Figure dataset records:
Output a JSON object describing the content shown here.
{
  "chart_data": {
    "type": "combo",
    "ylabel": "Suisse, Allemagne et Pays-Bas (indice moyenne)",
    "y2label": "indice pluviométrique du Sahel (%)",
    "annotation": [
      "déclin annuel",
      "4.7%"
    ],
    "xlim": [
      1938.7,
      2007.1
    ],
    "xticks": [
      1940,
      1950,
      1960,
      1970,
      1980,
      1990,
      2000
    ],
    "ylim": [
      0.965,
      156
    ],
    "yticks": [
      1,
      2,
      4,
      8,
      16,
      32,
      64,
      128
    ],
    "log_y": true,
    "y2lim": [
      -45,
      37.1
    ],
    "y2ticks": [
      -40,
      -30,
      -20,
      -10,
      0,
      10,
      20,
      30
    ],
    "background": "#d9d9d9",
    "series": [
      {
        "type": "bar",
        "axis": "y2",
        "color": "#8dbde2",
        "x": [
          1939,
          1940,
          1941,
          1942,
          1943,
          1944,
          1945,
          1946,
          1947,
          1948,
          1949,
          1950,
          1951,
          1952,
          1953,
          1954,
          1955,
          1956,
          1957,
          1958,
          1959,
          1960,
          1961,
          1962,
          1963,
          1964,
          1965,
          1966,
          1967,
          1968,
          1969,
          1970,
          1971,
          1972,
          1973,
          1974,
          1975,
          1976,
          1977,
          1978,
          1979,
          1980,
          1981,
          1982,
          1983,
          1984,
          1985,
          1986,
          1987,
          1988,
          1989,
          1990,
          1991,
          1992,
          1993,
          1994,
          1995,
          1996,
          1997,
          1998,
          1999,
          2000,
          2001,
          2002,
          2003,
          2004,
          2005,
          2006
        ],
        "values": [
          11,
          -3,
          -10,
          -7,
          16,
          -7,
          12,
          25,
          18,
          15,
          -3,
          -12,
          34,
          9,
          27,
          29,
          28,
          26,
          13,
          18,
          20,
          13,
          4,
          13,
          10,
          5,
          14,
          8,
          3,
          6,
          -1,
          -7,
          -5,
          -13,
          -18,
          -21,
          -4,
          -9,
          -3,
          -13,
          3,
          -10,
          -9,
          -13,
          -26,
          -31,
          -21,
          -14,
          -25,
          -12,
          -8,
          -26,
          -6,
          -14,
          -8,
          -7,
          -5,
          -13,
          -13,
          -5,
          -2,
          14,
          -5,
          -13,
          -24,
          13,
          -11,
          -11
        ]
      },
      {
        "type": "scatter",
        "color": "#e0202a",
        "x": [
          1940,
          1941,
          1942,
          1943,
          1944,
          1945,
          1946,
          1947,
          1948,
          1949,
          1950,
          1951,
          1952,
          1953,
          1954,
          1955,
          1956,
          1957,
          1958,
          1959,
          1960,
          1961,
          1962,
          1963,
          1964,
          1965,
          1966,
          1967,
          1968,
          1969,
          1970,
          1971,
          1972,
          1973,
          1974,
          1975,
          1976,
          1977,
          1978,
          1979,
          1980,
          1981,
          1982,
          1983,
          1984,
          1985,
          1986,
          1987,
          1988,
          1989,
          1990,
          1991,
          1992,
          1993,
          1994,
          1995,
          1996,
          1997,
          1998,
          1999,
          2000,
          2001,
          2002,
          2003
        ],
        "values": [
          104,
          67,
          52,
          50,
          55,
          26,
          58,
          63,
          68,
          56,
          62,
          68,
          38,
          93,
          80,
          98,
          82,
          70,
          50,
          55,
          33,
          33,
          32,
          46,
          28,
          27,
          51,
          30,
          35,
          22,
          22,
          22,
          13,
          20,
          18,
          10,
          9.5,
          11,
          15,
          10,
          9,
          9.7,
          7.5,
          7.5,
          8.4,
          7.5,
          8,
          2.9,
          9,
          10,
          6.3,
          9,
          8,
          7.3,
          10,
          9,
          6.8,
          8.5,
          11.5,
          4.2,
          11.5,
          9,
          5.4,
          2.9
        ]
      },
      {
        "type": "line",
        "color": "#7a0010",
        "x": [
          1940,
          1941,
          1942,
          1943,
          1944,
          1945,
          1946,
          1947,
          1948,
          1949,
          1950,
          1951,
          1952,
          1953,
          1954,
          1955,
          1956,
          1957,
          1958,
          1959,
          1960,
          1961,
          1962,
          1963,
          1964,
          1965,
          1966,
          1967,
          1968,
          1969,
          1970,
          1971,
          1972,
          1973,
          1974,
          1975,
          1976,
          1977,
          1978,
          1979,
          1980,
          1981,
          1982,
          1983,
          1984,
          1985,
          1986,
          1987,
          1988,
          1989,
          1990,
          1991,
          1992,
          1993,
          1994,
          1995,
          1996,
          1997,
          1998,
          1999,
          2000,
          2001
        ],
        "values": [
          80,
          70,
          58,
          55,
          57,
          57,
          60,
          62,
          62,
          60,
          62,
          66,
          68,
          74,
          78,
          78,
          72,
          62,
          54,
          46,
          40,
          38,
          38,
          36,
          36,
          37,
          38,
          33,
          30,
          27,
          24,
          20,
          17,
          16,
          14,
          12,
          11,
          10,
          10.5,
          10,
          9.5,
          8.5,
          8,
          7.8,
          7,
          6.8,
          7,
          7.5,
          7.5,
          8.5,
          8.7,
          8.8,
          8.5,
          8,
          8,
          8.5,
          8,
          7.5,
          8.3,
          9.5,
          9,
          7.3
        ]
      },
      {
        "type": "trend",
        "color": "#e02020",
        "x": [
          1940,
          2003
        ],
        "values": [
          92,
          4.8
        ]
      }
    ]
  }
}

== WHAT IS NEEDED ==
Extract all of the data above and output it character for character.

== RESULT BELOW ==
Output a JSON object describing the content shown here.
{
  "chart_data": {
    "type": "combo",
    "ylabel": "Suisse, Allemagne et Pays-Bas (indice moyenne)",
    "y2label": "indice pluviométrique du Sahel (%)",
    "annotation": [
      "déclin annuel",
      "4.7%"
    ],
    "xlim": [
      1938.7,
      2007.1
    ],
    "xticks": [
      1940,
      1950,
      1960,
      1970,
      1980,
      1990,
      2000
    ],
    "ylim": [
      0.965,
      156
    ],
    "yticks": [
      1,
      2,
      4,
      8,
      16,
      32,
      64,
      128
    ],
    "log_y": true,
    "y2lim": [
      -45,
      37.1
    ],
    "y2ticks": [
      -40,
      -30,
      -20,
      -10,
      0,
      10,
      20,
      30
    ],
    "background": "#d9d9d9",
    "series": [
      {
        "type": "bar",
        "axis": "y2",
        "color": "#8dbde2",
        "x": [
          1939,
          1940,
          1941,
          1942,
          1943,
          1944,
          1945,
          1946,
          1947,
          1948,
          1949,
          1950,
          1951,
          1952,
          1953,
          1954,
          1955,
          1956,
          1957,
          1958,
          1959,
          1960,
          1961,
          1962,
          1963,
          1964,
          1965,
          1966,
          1967,
          1968,
          1969,
          1970,
          1971,
          1972,
          1973,
          1974,
          1975,
          1976,
          1977,
          1978,
          1979,
          1980,
          1981,
          1982,
          1983,
          1984,
          1985,
          1986,
          1987,
          1988,
          1989,
          1990,
          1991,
          1992,
          1993,
          1994,
          1995,
          1996,
          1997,
          1998,
          1999,
          2000,
          2001,
          2002,
          2003,
          2004,
          2005,
          2006
        ],
        "values": [
          11,
          -3,
          -10,
          -7,
          16,
          -7,
          12,
          25,
          18,
          15,
          -3,
          -12,
          34,
          9,
          27,
          29,
          28,
          26,
          13,
          18,
          20,
          13,
          4,
          13,
          10,
          5,
          14,
          8,
          3,
          6,
          -1,
          -7,
          -5,
          -13,
          -18,
          -21,
          -4,
          -9,
          -3,
          -13,
          3,
          -10,
          -9,
          -13,
          -26,
          -31,
          -21,
          -14,
          -25,
          -12,
          -8,
          -26,
          -6,
          -14,
          -8,
          -7,
          -5,
          -13,
          -13,
          -5,
          -2,
          14,
          -5,
          -13,
          -24,
          13,
          -11,
          -11
        ]
      },
      {
        "type": "scatter",
        "color": "#e0202a",
        "x": [
          1940,
          1941,
          1942,
          1943,
          1944,
          1945,
          1946,
          1947,
          1948,
          1949,
          1950,
          1951,
          1952,
          1953,
          1954,
          1955,
          1956,
          1957,
          1958,
          1959,
          1960,
          1961,
          1962,
          1963,
          1964,
          1965,
          1966,
          1967,
          1968,
          1969,
          1970,
          1971,
          1972,
          1973,
          1974,
          1975,
          1976,
          1977,
          1978,
          1979,
          1980,
          1981,
          1982,
          1983,
          1984,
          1985,
          1986,
          1987,
          1988,
          1989,
          1990,
          1991,
          1992,
          1993,
          1994,
          1995,
          1996,
          1997,
          1998,
          1999,
          2000,
          2001,
          2002,
          2003
        ],
        "values": [
          104,
          67,
          52,
          50,
          55,
          26,
          58,
          63,
          68,
          56,
          62,
          68,
          38,
          93,
          80,
          98,
          82,
          70,
          50,
          55,
          33,
          33,
          32,
          46,
          28,
          27,
          51,
          30,
          35,
          22,
          22,
          22,
          13,
          20,
          18,
          10,
          9.5,
          11,
          15,
          10,
          9,
          9.7,
          7.5,
          7.5,
          8.4,
          7.5,
          8,
          2.9,
          9,
          10,
          6.3,
          9,
          8,
          7.3,
          10,
          9,
          6.8,
          8.5,
          11.5,
          4.2,
          11.5,
          9,
          5.4,
          2.9
        ]
      },
      {
        "type": "line",
        "color": "#7a0010",
        "x": [
          1940,
          1941,
          1942,
          1943,
          1944,
          1945,
          1946,
          1947,
          1948,
          1949,
          1950,
          1951,
          1952,
          1953,
          1954,
          1955,
          1956,
          1957,
          1958,
          1959,
          1960,
          1961,
          1962,
          1963,
          1964,
          1965,
          1966,
          1967,
          1968,
          1969,
          1970,
          1971,
          1972,
          1973,
          1974,
          1975,
          1976,
          1977,
          1978,
          1979,
          1980,
          1981,
          1982,
          1983,
          1984,
          1985,
          1986,
          1987,
          1988,
          1989,
          1990,
          1991,
          1992,
          1993,
          1994,
          1995,
          1996,
          1997,
          1998,
          1999,
          2000,
          2001
        ],
        "values": [
          80,
          70,
          58,
          55,
          57,
          57,
          60,
          62,
          62,
          60,
          62,
          66,
          68,
          74,
          78,
          78,
          72,
          62,
          54,
          46,
          40,
          38,
          38,
          36,
          36,
          37,
          38,
          33,
          30,
          27,
          24,
          20,
          17,
          16,
          14,
          12,
          11,
          10,
          10.5,
          10,
          9.5,
          8.5,
          8,
          7.8,
          7,
          6.8,
          7,
          7.5,
          7.5,
          8.5,
          8.7,
          8.8,
          8.5,
          8,
          8,
          8.5,
          8,
          7.5,
          8.3,
          9.5,
          9,
          7.3
        ]
      },
      {
        "type": "trend",
        "color": "#e02020",
        "x": [
          1940,
          2003
        ],
        "values": [
          92,
          4.8
        ]
      }
    ]
  }
}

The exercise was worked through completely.